_The exercise_
Make an exact copy of the entries below with the pictures removed.

_Saved data entries_
..............................

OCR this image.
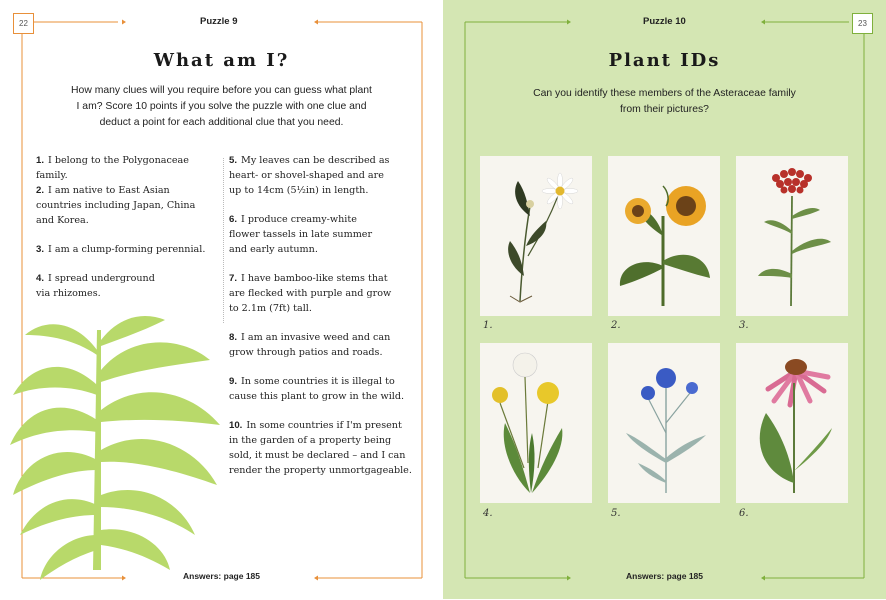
22	Puzzle 9
What am I?
How many clues will you require before you can guess what plant
I am? Score 10 points if you solve the puzzle with one clue and
deduct a point for each additional clue that you need.
1. I belong to the Polygonaceae family.
2. I am native to East Asian
countries including Japan, China
and Korea.
3. I am a clump-forming perennial.
4. I spread underground
via rhizomes.
5. My leaves can be described as
heart- or shovel-shaped and are
up to 14cm (5½in) in length.
6. I produce creamy-white
flower tassels in late summer
and early autumn.
7. I have bamboo-like stems that
are flecked with purple and grow
to 2.1m (7ft) tall.
8. I am an invasive weed and can
grow through patios and roads.
9. In some countries it is illegal to
cause this plant to grow in the wild.
10. In some countries if I'm present
in the garden of a property being
sold, it must be declared – and I can
render the property unmortgageable.
Answers: page 185
23
Puzzle 10
Plant IDs
Can you identify these members of the Asteraceae family
from their pictures?
1.	2.	3.
4.	5.	6.
Answers: page 185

..............................

_Full response_
OCR this image.
22	Puzzle 9
What am I?
How many clues will you require before you can guess what plant
I am? Score 10 points if you solve the puzzle with one clue and
deduct a point for each additional clue that you need.
1. I belong to the Polygonaceae family.
2. I am native to East Asian
countries including Japan, China
and Korea.
3. I am a clump-forming perennial.
4. I spread underground
via rhizomes.
5. My leaves can be described as
heart- or shovel-shaped and are
up to 14cm (5½in) in length.
6. I produce creamy-white
flower tassels in late summer
and early autumn.
7. I have bamboo-like stems that
are flecked with purple and grow
to 2.1m (7ft) tall.
8. I am an invasive weed and can
grow through patios and roads.
9. In some countries it is illegal to
cause this plant to grow in the wild.
10. In some countries if I'm present
in the garden of a property being
sold, it must be declared – and I can
render the property unmortgageable.
Answers: page 185
23
Puzzle 10
Plant IDs
Can you identify these members of the Asteraceae family
from their pictures?
1.	2.	3.
4.	5.	6.
Answers: page 185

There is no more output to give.